::: Supplied records
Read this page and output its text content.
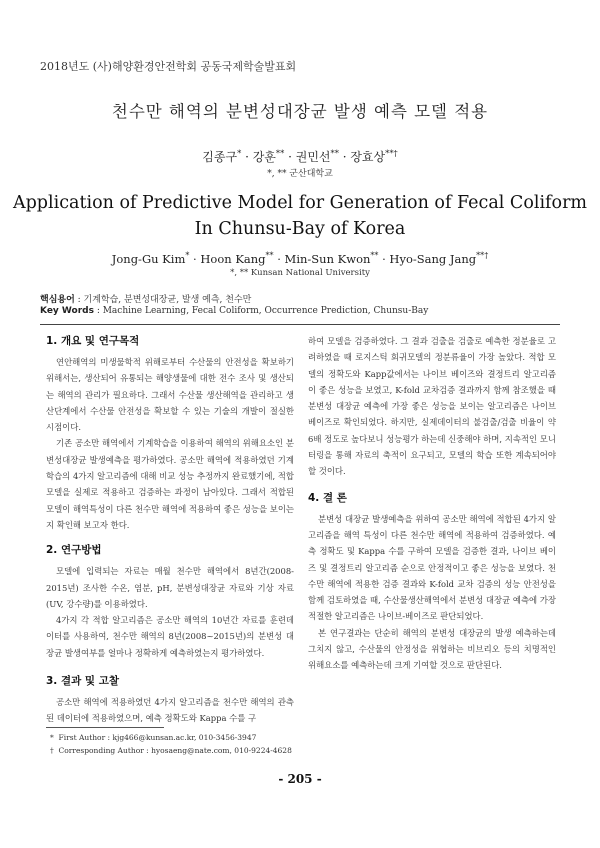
2018년도 (사)해양환경안전학회 공동국제학술발표회
천수만 해역의 분변성대장균 발생 예측 모델 적용
김종구* · 강훈** · 권민선** · 장효상**†
*, ** 군산대학교
Application of Predictive Model for Generation of Fecal Coliform
In Chunsu-Bay of Korea
Jong-Gu Kim* · Hoon Kang** · Min-Sun Kwon** · Hyo-Sang Jang**†
*, ** Kunsan National University
핵심용어 : 기계학습, 분변성대장균, 발생 예측, 천수만
Key Words : Machine Learning, Fecal Coliform, Occurrence Prediction, Chunsu-Bay
1. 개요 및 연구목적

연안해역의 미생물학적 위해로부터 수산물의 안전성을 확보하기 위해서는, 생산되어 유통되는 해양생물에 대한 전수 조사 및 생산되는 해역의 관리가 필요하다. 그래서 수산물 생산해역을 관리하고 생산단계에서 수산물 안전성을 확보할 수 있는 기술의 개발이 절실한 시점이다.

기존 공소만 해역에서 기계학습을 이용하여 해역의 위해요소인 분변성대장균 발생예측을 평가하였다. 공소만 해역에 적용하였던 기계학습의 4가지 알고리즘에 대해 비교 성능 추정까지 완료했기에, 적합 모델을 실제로 적용하고 검증하는 과정이 남아있다. 그래서 적합된 모델이 해역특성이 다른 천수만 해역에 적용하여 좋은 성능을 보이는지 확인해 보고자 한다.

2. 연구방법

모델에 입력되는 자료는 매월 천수만 해역에서 8년간(2008-2015년) 조사한 수온, 염분, pH, 분변성대장균 자료와 기상 자료(UV, 강수량)를 이용하였다.

4가지 각 적합 알고리즘은 공소만 해역의 10년간 자료를 훈련데이터를 사용하여, 천수만 해역의 8년(2008~2015년)의 분변성 대장균 발생여부를 얼마나 정확하게 예측하였는지 평가하였다.

3. 결과 및 고찰

공소만 해역에 적용하였던 4가지 알고리즘을 천수만 해역의 관측된 데이터에 적용하였으며, 예측 정확도와 Kappa 수를 구

하여 모델을 검증하였다. 그 결과 검출을 검출로 예측한 정분율로 고려하였을 때 로지스틱 회귀모델의 정분류율이 가장 높았다. 적합 모델의 정확도와 Kapp값에서는 나이브 베이즈와 결정트리 알고리즘이 좋은 성능을 보였고, K-fold 교차검증 결과까지 함께 참조했을 때 분변성 대장균 예측에 가장 좋은 성능을 보이는 알고리즘은 나이브 베이즈로 확인되었다. 하지만, 실제데이터의 불검출/검출 비율이 약 6배 정도로 높다보니 성능평가 하는데 신중해야 하며, 지속적인 모니터링을 통해 자료의 축적이 요구되고, 모델의 학습 또한 계속되어야 할 것이다.

4. 결 론

분변성 대장균 발생예측을 위하여 공소만 해역에 적합된 4가지 알고리즘을 해역 특성이 다른 천수만 해역에 적용하여 검증하였다. 예측 정확도 및 Kappa 수를 구하여 모델을 검증한 결과, 나이브 베이즈 및 결정트리 알고리즘 순으로 안정적이고 좋은 성능을 보였다. 천수만 해역에 적용한 검증 결과와 K-fold 교차 검증의 성능 안전성을 함께 검토하였을 때, 수산물생산해역에서 분변성 대장균 예측에 가장 적절한 알고리즘은 나이브-베이즈로 판단되었다.

본 연구결과는 단순히 해역의 분변성 대장균의 발생 예측하는데 그치지 않고, 수산물의 안정성을 위협하는 비브리오 등의 치명적인 위해요소를 예측하는데 크게 기여할 것으로 판단된다.

* First Author : kjg466@kunsan.ac.kr, 010-3456-3947
† Corresponding Author : hyosaeng@nate.com, 010-9224-4628
- 205 -
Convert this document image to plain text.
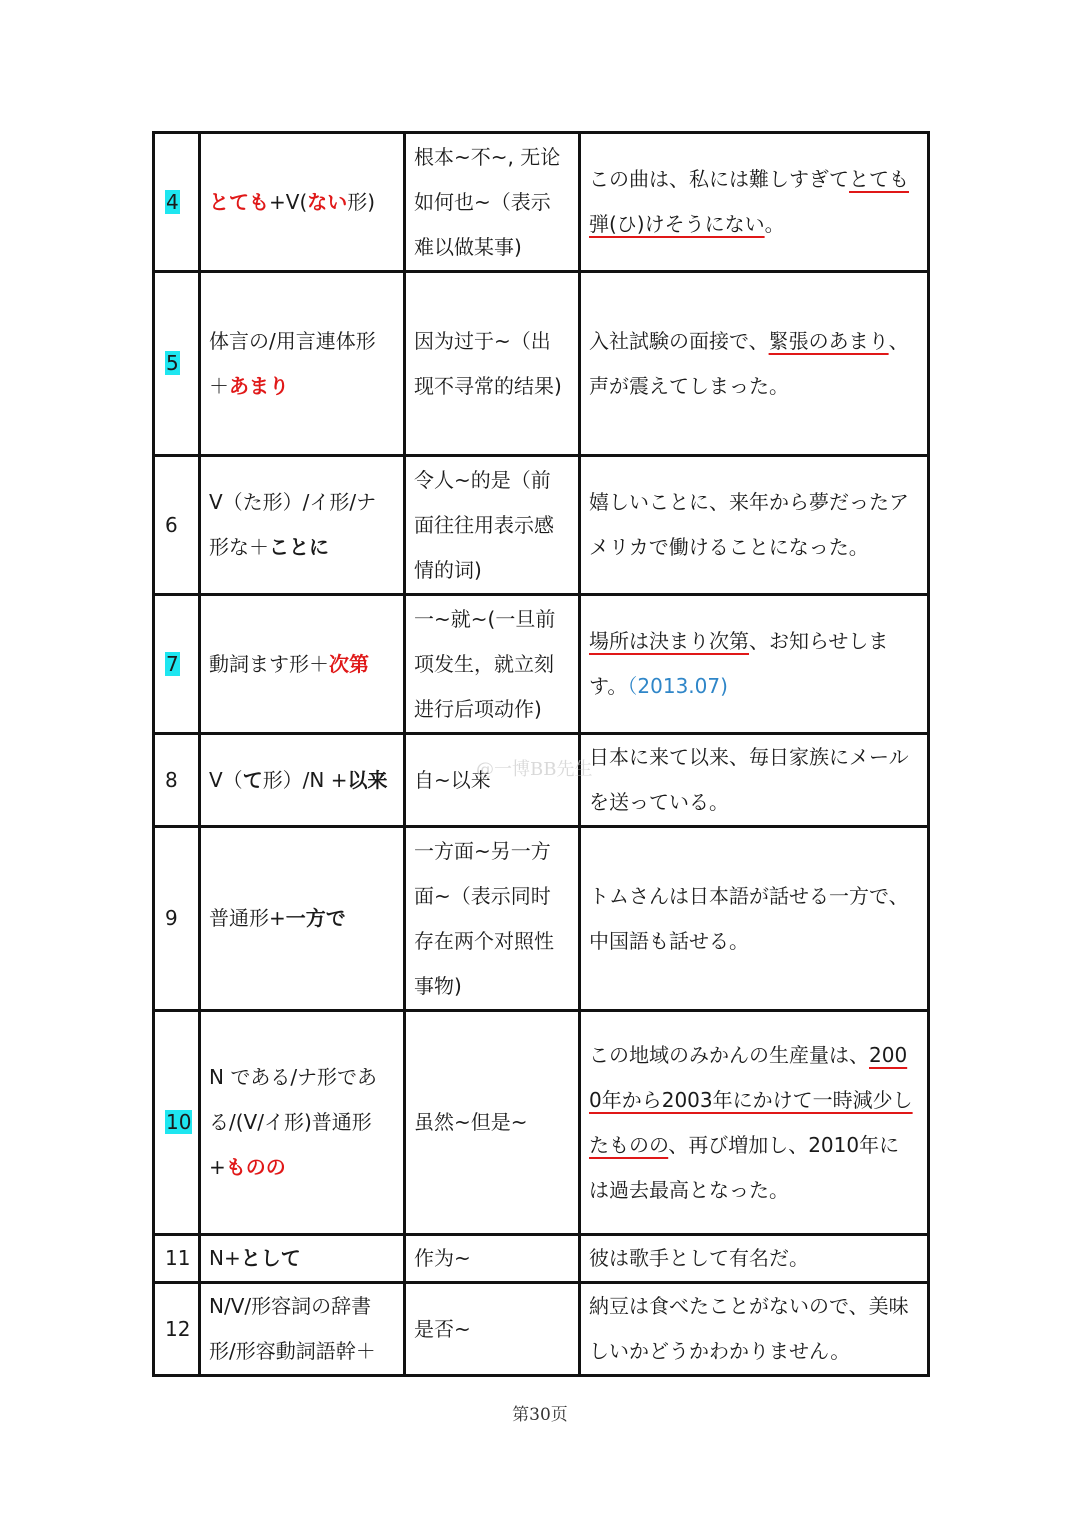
4	とても+V(ない形)	根本~不~, 无论如何也~（表示难以做某事)	この曲は、私には難しすぎてとても弾(ひ)けそうにない。
5	体言の/用言連体形 ＋あまり	因为过于~（出现不寻常的结果)	入社試験の面接で、緊張のあまり、声が震えてしまった。
6	V（た形）/イ形/ナ形な＋ことに	令人~的是（前面往往用表示感情的词)	嬉しいことに、来年から夢だったアメリカで働けることになった。
7	動詞ます形＋次第	一~就~(一旦前项发生，就立刻进行后项动作)	場所は決まり次第、お知らせします。（2013.07)
8	V（て形）/N +以来	自~以来	日本に来て以来、毎日家族にメールを送っている。
9	普通形+一方で	一方面~另一方面~（表示同时存在两个对照性事物)	トムさんは日本語が話せる一方で、中国語も話せる。
10	N である/ナ形である/(V/イ形)普通形 +ものの	虽然~但是~	この地域のみかんの生産量は、2000年から2003年にかけて一時減少したものの、再び増加し、2010年には過去最高となった。
11	N+として	作为~	彼は歌手として有名だ。
12	N/V/形容詞の辞書形/形容動詞語幹＋	是否~	納豆は食べたことがないので、美味しいかどうかわかりません。
@一博BB先生
第30页
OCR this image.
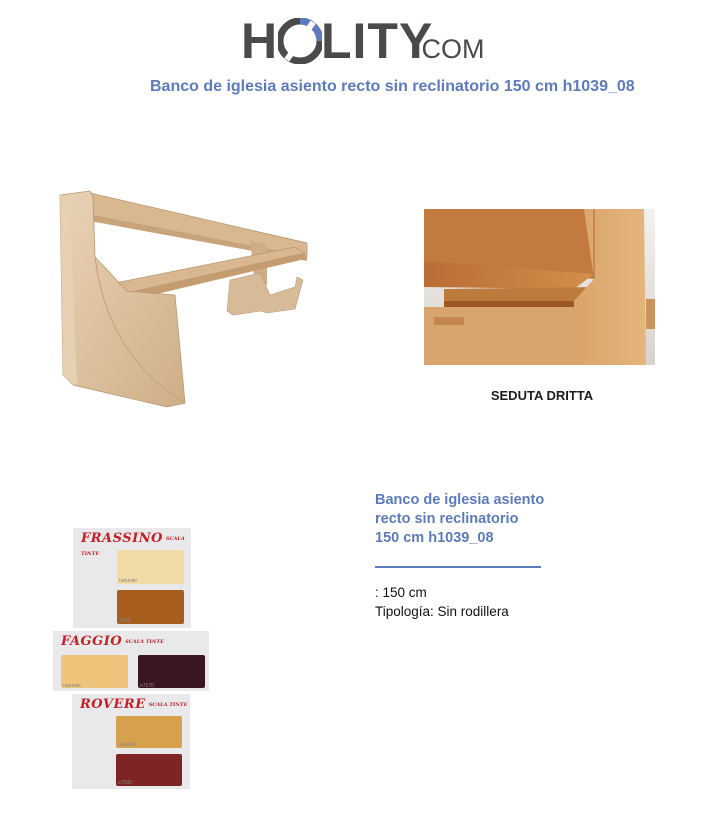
H LITY
.COM
Banco de iglesia asiento recto sin reclinatorio 150 cm h1039_08
SEDUTA DRITTA
FRASSINO SCALA TINTE
naturale
3002
FAGGIO SCALA TINTE
naturale	e7570
ROVERE SCALA TINTE
naturale
e7532
Banco de iglesia asiento recto sin reclinatorio 150 cm h1039_08
: 150 cm
Tipología: Sin rodillera
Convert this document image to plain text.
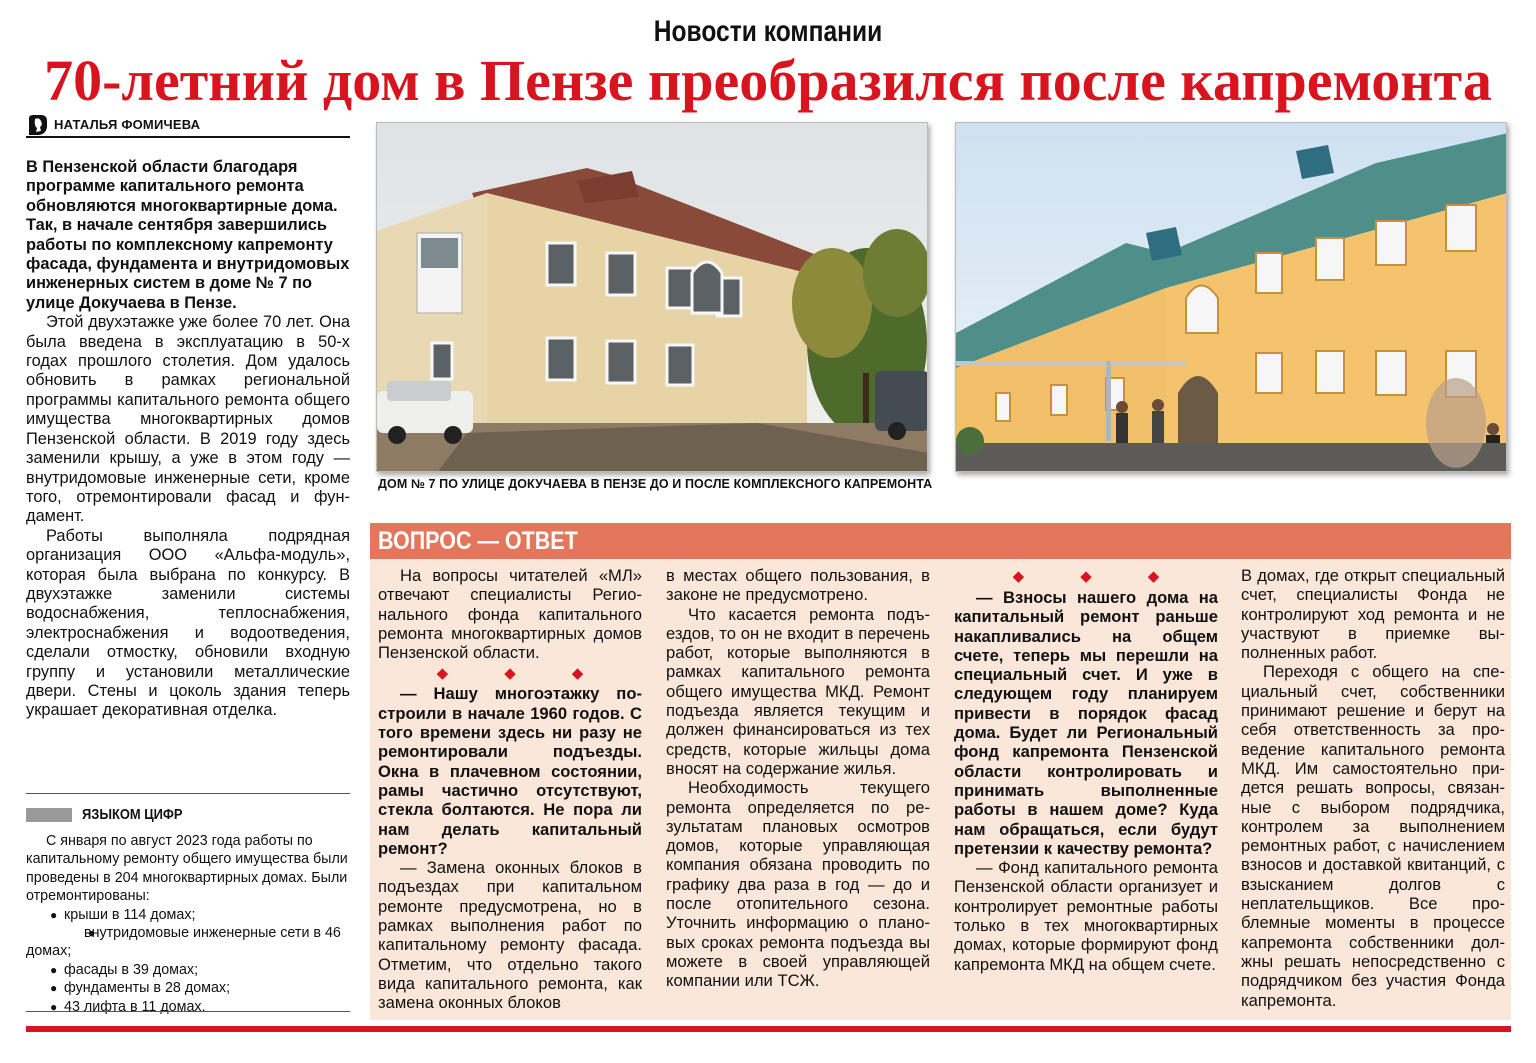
Новости компании
70-летний дом в Пензе преобразился после капремонта
НАТАЛЬЯ ФОМИЧЕВА

В Пензенской области благодаря программе капитального ремонта обновляются многоквартирные дома. Так, в начале сентября завершились работы по комплексному капремонту фасада, фундамента и внутридомовых инженерных систем в доме № 7 по улице Докучаева в Пензе.

Этой двухэтажке уже более 70 лет. Она была введена в эксплуатацию в 50-х годах прошлого столетия. Дом удалось обновить в рамках региональной программы капитального ремонта общего имущества многоквартирных домов Пензенской области. В 2019 году здесь заменили крышу, а уже в этом году — внутридомовые инженерные сети, кроме того, отремонтировали фасад и фундамент.

Работы выполняла подрядная организация ООО «Альфа-модуль», которая была выбрана по конкурсу. В двухэтажке заменили системы водоснабжения, теплоснабжения, электроснабжения и водоотведения, сделали отмостку, обновили входную группу и установили металлические двери. Стены и цоколь здания теперь украшает декоративная отделка.

ЯЗЫКОМ ЦИФР

С января по август 2023 года работы по капитальному ремонту общего имущества были проведены в 204 многоквартирных домах. Были отремонтированы:

● крыши в 114 домах;
● внутридомовые инженерные сети в 46 домах;
● фасады в 39 домах;
● фундаменты в 28 домах;
● 43 лифта в 11 домах.
ДОМ № 7 ПО УЛИЦЕ ДОКУЧАЕВА В ПЕНЗЕ ДО И ПОСЛЕ КОМПЛЕКСНОГО КАПРЕМОНТА
ВОПРОС — ОТВЕТ

На вопросы читателей «МЛ» отвечают специалисты Регионального фонда капитального ремонта многоквартирных домов Пензенской области.

◆	◆	◆

— Нашу многоэтажку построили в начале 1960 годов. С того времени здесь ни разу не ремонтировали подъезды. Окна в плачевном состоянии, рамы частично отсутствуют, стекла болтаются. Не пора ли нам делать капитальный ремонт?

— Замена оконных блоков в подъездах при капитальном ремонте предусмотрена, но в рамках выполнения работ по капитальному ремонту фасада. Отметим, что отдельно такого вида капитального ремонта, как замена оконных блоков

в местах общего пользования, в законе не предусмотрено.

Что касается ремонта подъездов, то он не входит в перечень работ, которые выполняются в рамках капитального ремонта общего имущества МКД. Ремонт подъезда является текущим и должен финансироваться из тех средств, которые жильцы дома вносят на содержание жилья.

Необходимость текущего ремонта определяется по результатам плановых осмотров домов, которые управляющая компания обязана проводить по графику два раза в год — до и после отопительного сезона. Уточнить информацию о плановых сроках ремонта подъезда вы можете в своей управляющей компании или ТСЖ.

◆	◆	◆

— Взносы нашего дома на капитальный ремонт раньше накапливались на общем счете, теперь мы перешли на специальный счет. И уже в следующем году планируем привести в порядок фасад дома. Будет ли Региональный фонд капремонта Пензенской области контролировать и принимать выполненные работы в нашем доме? Куда нам обращаться, если будут претензии к качеству ремонта?

— Фонд капитального ремонта Пензенской области организует и контролирует ремонтные работы только в тех многоквартирных домах, которые формируют фонд капремонта МКД на общем счете.

В домах, где открыт специальный счет, специалисты Фонда не контролируют ход ремонта и не участвуют в приемке выполненных работ.

Переходя с общего на специальный счет, собственники принимают решение и берут на себя ответственность за проведение капитального ремонта МКД. Им самостоятельно придется решать вопросы, связанные с выбором подрядчика, контролем за выполнением ремонтных работ, с начислением взносов и доставкой квитанций, с взысканием долгов с неплательщиков. Все проблемные моменты в процессе капремонта собственники должны решать непосредственно с подрядчиком без участия Фонда капремонта.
::::::
- **Written problem**
Across the records, how many lines contain "специалисты"? Only the number should be given.

- **Task result**
2